▶ [Task statement]
Wherever a line holds the string "настоящего", copy that line.
========
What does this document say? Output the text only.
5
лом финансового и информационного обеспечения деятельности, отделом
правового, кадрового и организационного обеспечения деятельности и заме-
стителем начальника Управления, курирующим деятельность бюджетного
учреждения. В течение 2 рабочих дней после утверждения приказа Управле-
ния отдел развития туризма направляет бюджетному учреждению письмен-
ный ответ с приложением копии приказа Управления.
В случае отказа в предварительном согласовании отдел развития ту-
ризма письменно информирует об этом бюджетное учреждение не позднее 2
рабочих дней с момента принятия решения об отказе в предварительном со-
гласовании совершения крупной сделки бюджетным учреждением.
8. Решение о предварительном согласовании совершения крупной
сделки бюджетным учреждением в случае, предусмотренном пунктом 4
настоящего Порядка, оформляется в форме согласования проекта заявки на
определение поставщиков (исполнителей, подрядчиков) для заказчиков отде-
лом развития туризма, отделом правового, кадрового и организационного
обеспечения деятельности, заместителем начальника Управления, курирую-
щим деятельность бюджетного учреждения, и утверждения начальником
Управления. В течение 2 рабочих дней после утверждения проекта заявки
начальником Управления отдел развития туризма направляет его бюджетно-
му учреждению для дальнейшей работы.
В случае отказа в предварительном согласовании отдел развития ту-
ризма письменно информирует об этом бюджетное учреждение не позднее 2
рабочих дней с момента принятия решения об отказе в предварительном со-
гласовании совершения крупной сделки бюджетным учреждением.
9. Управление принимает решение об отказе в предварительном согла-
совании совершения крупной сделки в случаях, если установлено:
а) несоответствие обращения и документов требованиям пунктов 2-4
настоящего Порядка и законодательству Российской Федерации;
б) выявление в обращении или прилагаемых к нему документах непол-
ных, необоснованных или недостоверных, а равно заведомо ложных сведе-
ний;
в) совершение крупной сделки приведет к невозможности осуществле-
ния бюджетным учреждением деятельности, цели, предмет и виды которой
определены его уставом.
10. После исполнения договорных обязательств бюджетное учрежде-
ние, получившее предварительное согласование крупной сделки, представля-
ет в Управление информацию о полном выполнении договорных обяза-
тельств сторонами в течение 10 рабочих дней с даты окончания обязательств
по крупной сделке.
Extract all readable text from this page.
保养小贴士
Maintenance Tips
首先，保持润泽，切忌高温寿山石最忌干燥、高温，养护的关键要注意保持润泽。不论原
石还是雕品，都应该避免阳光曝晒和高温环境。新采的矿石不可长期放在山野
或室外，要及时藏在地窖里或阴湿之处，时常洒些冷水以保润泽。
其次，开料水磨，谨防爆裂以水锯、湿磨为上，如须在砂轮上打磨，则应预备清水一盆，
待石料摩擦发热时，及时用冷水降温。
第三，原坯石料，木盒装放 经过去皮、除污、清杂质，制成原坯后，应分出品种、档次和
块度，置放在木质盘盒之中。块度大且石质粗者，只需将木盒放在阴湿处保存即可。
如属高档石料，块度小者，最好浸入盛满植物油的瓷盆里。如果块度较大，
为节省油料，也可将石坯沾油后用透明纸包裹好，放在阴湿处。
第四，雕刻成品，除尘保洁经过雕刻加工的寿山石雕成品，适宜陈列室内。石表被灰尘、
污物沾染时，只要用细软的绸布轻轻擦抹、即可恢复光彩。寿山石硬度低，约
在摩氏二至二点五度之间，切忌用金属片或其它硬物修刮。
========
▶ [Result for this task]
настоящего Порядка, оформляется в форме согласования проекта заявки на
настоящего Порядка и законодательству Российской Федерации;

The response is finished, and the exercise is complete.